**What is expected**
Report the number of lines that hold the string "title". Leave out any other text.
── Record excerpts
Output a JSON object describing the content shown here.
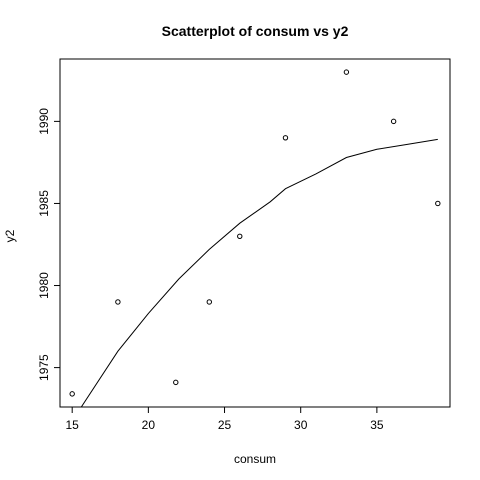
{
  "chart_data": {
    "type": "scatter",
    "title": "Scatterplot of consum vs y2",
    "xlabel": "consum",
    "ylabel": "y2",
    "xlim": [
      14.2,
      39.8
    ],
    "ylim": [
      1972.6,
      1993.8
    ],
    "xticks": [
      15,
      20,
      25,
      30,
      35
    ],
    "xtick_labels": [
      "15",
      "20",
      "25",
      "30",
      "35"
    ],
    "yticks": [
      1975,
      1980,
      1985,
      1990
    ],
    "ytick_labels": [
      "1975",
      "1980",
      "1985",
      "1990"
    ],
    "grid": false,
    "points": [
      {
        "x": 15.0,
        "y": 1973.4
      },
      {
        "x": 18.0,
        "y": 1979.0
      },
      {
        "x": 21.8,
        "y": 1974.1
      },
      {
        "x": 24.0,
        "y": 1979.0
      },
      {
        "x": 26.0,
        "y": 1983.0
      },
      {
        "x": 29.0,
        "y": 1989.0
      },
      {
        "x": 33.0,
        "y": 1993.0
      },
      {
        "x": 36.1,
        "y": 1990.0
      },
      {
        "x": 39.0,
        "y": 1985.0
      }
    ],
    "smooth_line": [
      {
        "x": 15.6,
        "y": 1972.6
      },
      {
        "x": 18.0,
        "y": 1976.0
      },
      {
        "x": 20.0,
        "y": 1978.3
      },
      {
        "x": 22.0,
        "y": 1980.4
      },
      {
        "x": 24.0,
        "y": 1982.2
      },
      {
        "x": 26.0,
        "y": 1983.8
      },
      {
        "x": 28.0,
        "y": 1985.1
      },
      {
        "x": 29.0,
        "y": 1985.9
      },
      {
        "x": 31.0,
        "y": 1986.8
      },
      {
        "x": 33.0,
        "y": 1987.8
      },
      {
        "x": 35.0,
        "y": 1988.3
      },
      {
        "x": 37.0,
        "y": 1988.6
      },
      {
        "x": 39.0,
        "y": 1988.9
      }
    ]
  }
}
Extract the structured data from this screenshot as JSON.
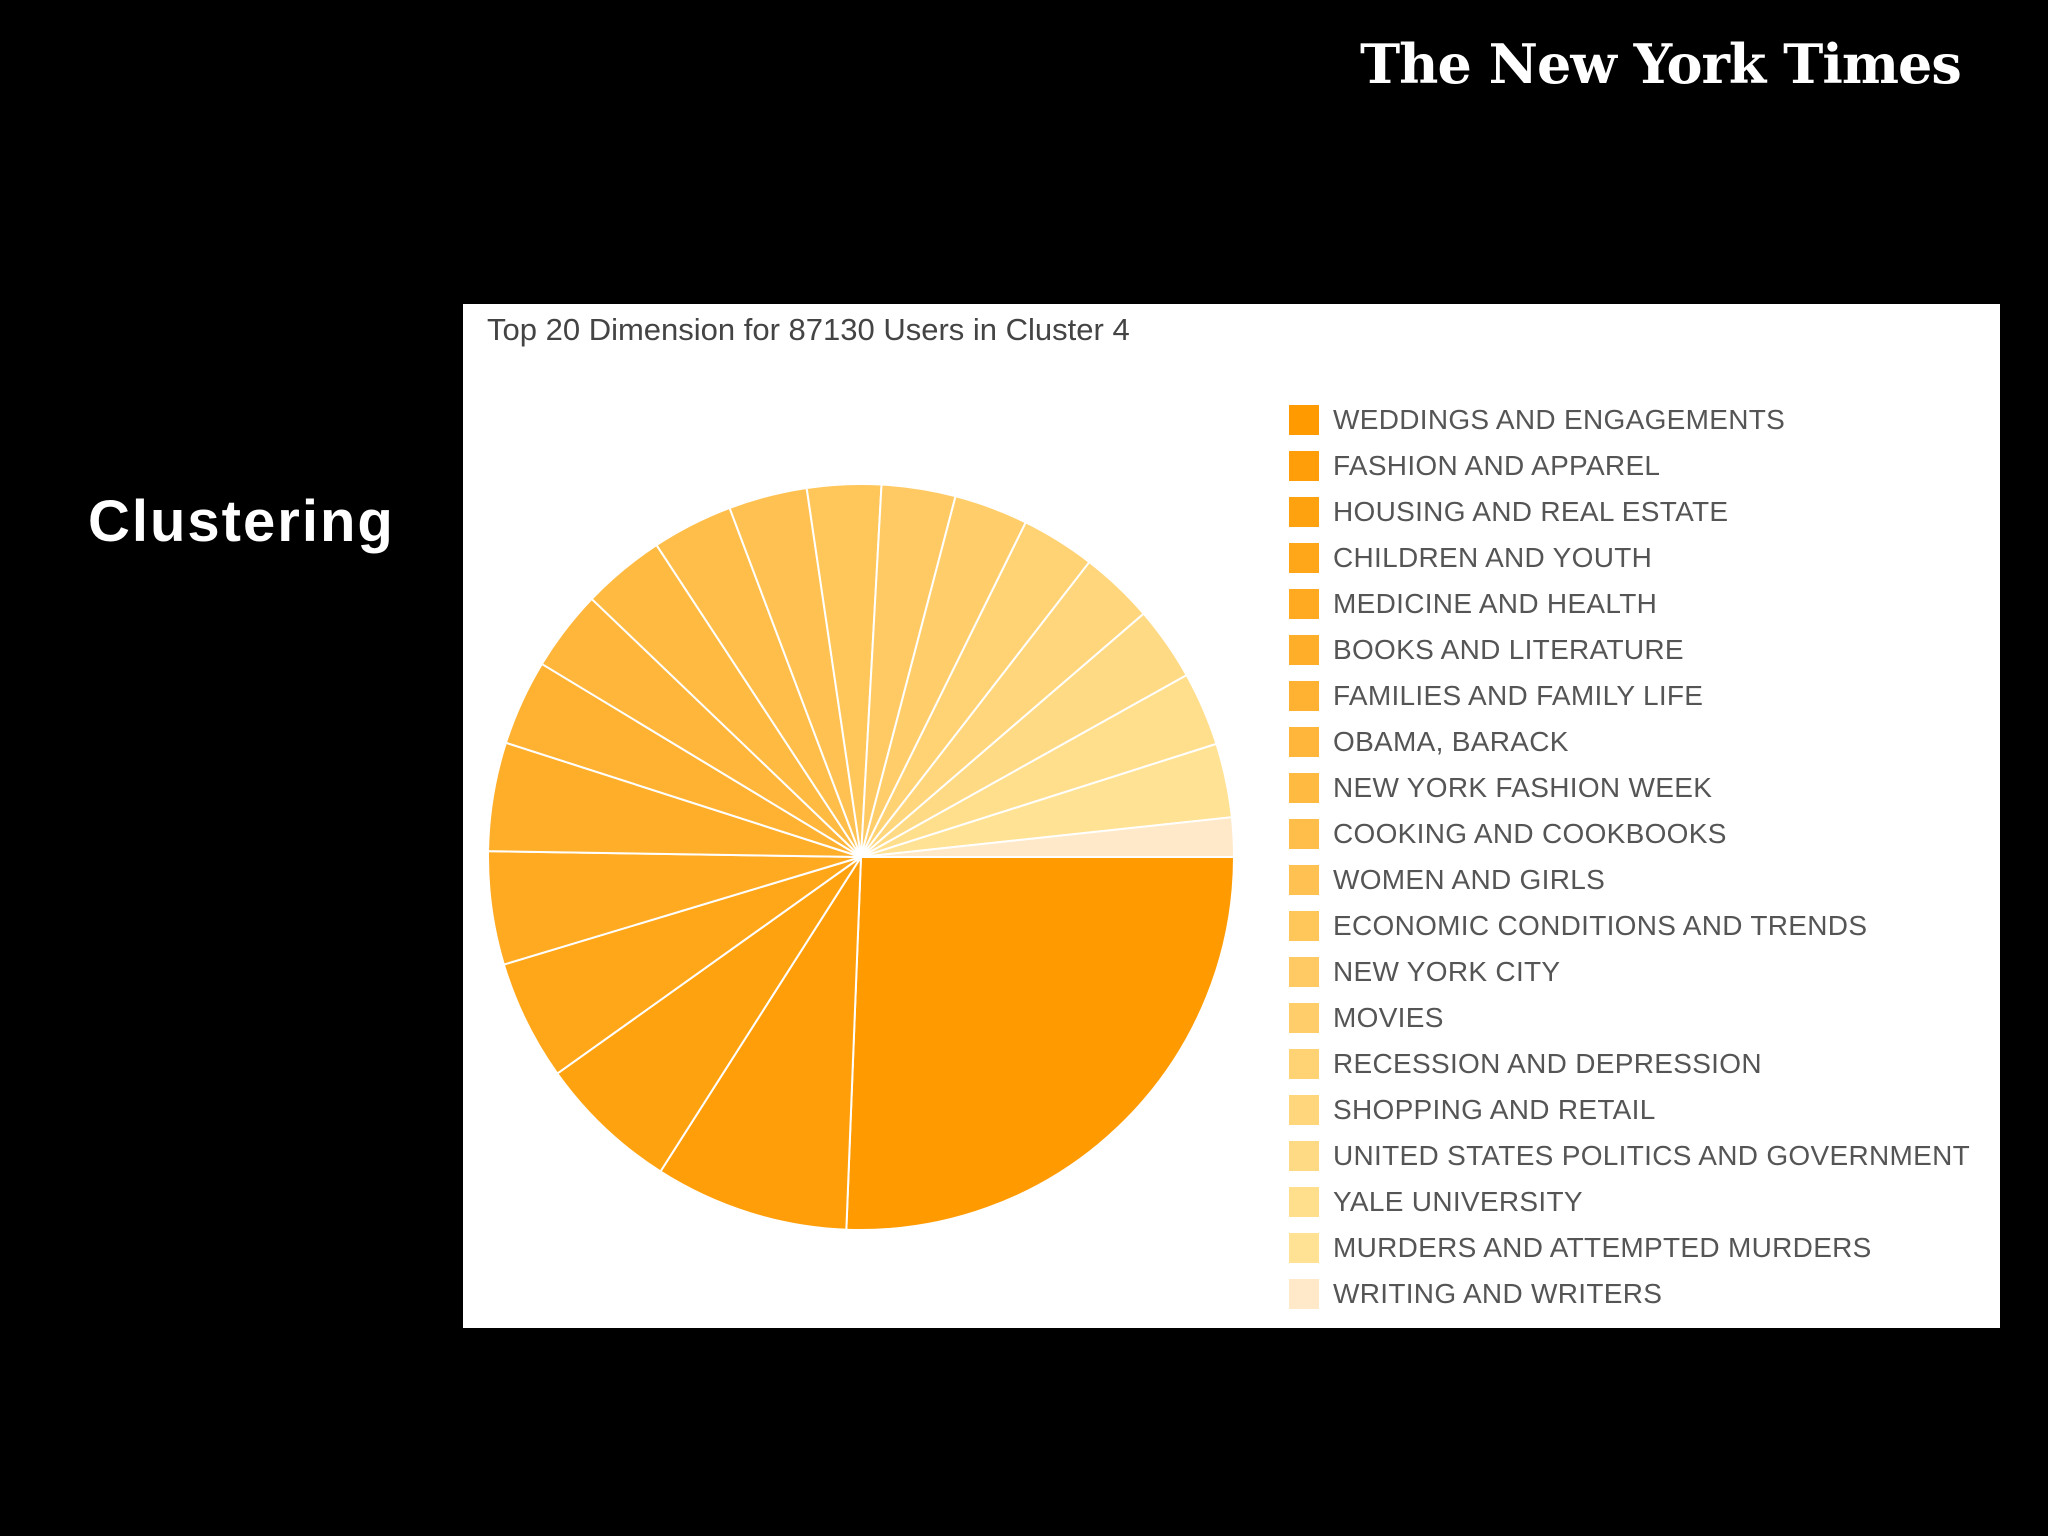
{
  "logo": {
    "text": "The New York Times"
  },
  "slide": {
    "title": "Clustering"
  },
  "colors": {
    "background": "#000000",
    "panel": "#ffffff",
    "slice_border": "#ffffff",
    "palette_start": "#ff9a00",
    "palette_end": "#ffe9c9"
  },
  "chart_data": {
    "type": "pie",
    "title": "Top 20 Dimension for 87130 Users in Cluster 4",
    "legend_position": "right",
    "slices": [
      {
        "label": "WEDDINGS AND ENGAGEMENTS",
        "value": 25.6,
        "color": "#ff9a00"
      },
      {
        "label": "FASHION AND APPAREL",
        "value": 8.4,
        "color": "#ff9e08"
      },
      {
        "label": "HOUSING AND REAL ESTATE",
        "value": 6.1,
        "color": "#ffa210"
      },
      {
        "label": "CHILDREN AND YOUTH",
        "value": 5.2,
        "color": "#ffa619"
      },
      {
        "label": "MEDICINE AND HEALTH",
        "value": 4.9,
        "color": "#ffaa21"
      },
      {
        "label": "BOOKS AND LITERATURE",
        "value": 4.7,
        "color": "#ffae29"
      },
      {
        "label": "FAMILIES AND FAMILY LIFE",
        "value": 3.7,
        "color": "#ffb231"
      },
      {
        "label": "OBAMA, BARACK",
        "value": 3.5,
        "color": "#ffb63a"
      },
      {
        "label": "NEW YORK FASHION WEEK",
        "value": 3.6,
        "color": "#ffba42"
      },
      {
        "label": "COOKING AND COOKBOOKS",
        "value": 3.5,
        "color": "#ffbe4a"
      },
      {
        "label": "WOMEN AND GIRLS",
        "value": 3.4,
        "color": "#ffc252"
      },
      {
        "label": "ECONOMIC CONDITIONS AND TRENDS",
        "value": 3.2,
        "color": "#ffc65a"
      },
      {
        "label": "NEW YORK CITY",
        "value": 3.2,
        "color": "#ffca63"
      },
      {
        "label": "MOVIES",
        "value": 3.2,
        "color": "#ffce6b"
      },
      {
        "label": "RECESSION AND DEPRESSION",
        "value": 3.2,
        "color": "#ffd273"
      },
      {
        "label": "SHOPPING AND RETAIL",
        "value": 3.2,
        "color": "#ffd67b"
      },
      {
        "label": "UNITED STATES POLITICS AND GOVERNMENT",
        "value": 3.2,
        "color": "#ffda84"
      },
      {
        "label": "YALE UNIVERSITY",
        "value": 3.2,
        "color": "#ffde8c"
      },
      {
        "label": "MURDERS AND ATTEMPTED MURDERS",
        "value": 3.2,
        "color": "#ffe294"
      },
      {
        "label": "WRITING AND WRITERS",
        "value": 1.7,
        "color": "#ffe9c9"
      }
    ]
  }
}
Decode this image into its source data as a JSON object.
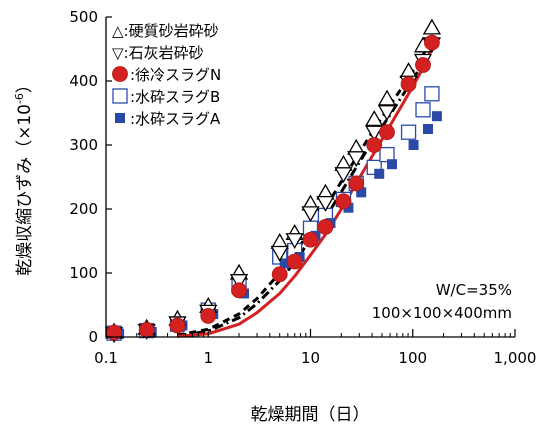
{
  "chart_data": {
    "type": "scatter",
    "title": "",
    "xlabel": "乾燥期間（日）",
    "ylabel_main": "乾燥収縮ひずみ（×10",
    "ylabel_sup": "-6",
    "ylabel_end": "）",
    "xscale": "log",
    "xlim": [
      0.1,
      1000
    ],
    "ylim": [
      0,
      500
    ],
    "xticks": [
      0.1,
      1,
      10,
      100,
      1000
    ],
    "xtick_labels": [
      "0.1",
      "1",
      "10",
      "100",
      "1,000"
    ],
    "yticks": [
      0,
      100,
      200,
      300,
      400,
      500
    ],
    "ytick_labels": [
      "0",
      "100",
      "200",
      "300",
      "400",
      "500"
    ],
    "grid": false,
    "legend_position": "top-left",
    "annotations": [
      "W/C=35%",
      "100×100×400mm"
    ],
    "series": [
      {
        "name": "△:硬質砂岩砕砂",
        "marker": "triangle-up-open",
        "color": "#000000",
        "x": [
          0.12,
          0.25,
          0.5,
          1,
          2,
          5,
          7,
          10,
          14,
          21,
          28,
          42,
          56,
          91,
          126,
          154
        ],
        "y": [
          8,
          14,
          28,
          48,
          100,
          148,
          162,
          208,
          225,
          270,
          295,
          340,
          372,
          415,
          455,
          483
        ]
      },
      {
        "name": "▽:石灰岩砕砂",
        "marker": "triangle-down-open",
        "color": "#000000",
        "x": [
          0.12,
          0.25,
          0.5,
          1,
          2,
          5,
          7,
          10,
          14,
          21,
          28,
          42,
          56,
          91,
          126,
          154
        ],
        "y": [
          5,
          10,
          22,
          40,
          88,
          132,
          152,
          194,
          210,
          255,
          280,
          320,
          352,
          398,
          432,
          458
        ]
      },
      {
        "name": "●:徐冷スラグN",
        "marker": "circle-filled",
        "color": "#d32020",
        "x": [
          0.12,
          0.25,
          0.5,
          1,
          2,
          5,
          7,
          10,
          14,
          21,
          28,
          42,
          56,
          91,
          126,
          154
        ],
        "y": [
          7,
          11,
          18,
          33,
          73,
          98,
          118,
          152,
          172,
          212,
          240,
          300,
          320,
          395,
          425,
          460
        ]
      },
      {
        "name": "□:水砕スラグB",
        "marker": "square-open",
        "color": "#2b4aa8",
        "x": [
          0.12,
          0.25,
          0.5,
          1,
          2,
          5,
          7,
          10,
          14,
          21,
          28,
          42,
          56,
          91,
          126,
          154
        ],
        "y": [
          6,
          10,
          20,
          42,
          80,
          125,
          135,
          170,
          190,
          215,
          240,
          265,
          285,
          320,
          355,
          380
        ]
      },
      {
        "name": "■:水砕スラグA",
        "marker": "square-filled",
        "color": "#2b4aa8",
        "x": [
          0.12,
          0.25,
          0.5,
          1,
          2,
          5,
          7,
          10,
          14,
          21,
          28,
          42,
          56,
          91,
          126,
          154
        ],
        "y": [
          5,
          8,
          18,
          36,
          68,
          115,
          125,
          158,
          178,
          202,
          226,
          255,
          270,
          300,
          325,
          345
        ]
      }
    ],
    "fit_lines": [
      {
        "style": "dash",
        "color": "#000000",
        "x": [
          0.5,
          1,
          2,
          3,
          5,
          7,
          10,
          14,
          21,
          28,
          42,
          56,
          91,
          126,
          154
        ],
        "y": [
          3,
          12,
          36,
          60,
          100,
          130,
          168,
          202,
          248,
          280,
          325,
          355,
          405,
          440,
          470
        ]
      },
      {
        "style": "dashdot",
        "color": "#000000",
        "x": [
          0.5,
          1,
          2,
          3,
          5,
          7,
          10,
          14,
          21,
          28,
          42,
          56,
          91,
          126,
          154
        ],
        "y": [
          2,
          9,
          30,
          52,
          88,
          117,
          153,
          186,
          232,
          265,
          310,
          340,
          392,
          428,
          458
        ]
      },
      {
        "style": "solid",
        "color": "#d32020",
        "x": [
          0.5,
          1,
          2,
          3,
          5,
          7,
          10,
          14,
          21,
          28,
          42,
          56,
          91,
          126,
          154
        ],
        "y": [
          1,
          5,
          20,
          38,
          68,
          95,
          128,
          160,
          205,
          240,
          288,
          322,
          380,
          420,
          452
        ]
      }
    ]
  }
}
────
**The output**
4